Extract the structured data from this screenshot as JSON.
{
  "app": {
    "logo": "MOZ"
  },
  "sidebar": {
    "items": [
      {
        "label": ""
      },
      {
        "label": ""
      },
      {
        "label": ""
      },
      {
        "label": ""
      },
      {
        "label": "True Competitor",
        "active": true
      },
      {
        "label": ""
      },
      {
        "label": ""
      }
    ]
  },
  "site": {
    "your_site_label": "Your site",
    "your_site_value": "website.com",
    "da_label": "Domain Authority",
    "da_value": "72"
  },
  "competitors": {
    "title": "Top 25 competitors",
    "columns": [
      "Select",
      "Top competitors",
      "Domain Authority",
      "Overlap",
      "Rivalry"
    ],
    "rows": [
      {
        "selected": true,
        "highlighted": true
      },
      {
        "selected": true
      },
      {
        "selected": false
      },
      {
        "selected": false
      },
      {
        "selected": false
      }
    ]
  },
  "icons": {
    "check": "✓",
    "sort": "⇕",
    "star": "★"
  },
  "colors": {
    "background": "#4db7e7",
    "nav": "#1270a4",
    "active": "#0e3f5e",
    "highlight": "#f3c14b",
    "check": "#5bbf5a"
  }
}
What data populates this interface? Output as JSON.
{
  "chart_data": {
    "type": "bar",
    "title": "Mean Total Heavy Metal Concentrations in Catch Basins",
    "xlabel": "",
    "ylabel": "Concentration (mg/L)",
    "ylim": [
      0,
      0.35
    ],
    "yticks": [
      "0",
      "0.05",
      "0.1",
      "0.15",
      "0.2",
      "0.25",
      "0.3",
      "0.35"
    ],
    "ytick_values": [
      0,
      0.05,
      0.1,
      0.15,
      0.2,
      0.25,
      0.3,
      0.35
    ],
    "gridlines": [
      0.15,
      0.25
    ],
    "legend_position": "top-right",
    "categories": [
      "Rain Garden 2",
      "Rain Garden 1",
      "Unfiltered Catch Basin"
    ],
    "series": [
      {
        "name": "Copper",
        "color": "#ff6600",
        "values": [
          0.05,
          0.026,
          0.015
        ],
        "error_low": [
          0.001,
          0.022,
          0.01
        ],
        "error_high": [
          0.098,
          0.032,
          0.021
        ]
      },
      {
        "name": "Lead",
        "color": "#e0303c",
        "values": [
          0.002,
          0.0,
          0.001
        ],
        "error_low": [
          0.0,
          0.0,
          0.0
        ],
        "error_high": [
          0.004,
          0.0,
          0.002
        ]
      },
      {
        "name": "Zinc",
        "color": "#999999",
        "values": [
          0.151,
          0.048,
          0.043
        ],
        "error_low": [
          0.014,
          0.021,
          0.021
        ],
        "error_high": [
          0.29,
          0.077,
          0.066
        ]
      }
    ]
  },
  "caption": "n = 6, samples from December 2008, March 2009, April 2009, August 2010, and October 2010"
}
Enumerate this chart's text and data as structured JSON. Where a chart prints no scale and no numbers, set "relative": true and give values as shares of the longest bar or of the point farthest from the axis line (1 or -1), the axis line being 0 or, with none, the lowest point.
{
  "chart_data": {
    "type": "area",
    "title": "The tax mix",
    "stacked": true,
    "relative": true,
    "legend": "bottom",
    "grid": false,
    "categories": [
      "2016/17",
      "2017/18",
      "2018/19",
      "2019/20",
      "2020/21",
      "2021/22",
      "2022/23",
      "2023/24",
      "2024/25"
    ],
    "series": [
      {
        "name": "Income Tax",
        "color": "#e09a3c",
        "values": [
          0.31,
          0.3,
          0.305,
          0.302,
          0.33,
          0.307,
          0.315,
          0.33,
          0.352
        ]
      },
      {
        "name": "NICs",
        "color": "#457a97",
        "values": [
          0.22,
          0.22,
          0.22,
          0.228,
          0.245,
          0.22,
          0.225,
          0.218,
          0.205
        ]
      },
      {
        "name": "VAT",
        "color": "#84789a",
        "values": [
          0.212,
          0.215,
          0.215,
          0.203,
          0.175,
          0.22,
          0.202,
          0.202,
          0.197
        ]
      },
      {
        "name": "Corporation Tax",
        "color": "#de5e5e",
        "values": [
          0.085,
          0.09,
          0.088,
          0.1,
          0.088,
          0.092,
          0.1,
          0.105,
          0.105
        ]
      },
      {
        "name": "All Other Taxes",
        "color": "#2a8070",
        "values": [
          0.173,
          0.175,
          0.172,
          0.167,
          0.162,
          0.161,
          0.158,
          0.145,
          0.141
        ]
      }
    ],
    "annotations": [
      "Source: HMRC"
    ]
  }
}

#####

▶ _Goal_
Search the entries for the word "Catch" and pick out every line that holds it.

▶ _Finished task_
    "title": "Mean Total Heavy Metal Concentrations in Catch Basins",
      "Unfiltered Catch Basin"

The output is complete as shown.